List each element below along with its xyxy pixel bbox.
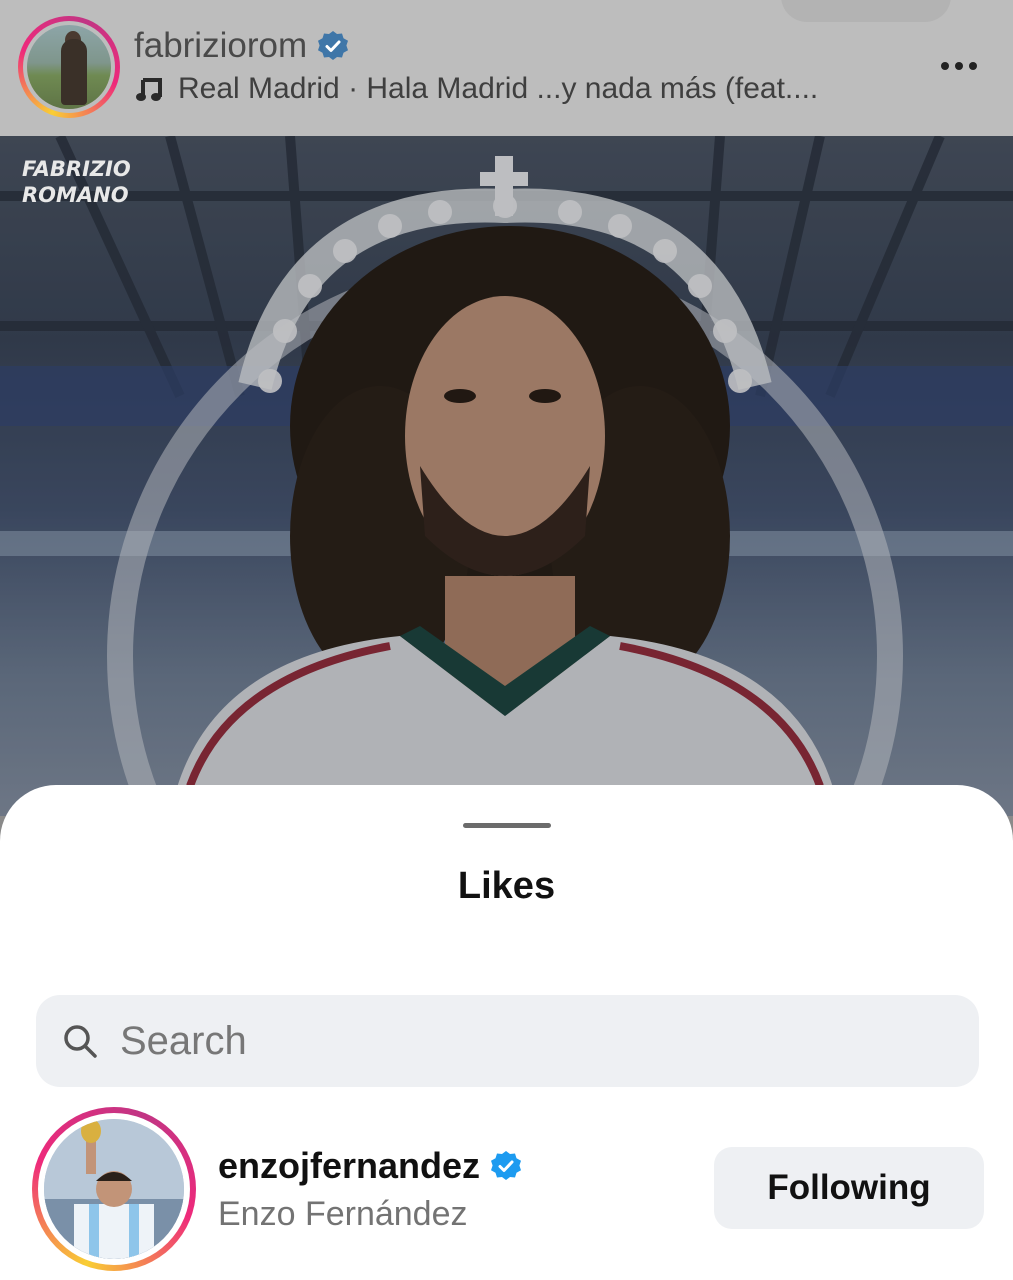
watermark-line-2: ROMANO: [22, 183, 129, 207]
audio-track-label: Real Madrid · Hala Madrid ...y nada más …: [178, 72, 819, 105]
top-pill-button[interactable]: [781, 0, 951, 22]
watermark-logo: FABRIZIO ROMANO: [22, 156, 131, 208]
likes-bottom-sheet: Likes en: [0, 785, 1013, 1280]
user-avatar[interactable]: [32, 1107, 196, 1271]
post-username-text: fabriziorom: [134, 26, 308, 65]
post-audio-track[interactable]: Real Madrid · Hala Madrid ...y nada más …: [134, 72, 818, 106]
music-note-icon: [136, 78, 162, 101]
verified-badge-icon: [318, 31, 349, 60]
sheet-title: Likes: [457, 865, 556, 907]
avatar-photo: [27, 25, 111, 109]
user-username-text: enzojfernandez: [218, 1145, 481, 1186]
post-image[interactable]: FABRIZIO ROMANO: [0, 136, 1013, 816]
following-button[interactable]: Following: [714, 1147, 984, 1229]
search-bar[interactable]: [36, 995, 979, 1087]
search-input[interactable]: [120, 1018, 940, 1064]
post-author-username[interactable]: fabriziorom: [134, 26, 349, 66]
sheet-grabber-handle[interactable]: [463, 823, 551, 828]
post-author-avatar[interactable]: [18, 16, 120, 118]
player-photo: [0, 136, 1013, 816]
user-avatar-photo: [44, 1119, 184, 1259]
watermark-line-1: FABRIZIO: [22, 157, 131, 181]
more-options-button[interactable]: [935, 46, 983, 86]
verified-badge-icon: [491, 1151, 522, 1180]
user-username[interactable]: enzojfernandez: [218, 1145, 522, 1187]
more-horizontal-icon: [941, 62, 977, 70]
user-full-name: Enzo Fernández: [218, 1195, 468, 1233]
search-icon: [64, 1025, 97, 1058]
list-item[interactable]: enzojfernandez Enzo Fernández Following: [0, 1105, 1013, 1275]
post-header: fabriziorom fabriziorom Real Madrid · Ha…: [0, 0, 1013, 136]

...

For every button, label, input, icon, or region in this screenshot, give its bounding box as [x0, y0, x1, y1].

* _EXERCISE AIM_:
Take the lines starting at the one containing "List each element" and ending at the one containing "user-avatar[interactable]: [32, 1107, 196, 1271]", and recast them as a numbered list, skipping blank lines and leaving out the pictures.

* _RESPONSE_:
1. List each element below along with its xyxy pixel bbox.
2. watermark-line-2: ROMANO: [22, 183, 129, 207]
3. audio-track-label: Real Madrid · Hala Madrid ...y nada más …: [178, 72, 819, 105]
4. top-pill-button[interactable]: [781, 0, 951, 22]
5. watermark-logo: FABRIZIO ROMANO: [22, 156, 131, 208]
6. likes-bottom-sheet: Likes en: [0, 785, 1013, 1280]
7. user-avatar[interactable]: [32, 1107, 196, 1271]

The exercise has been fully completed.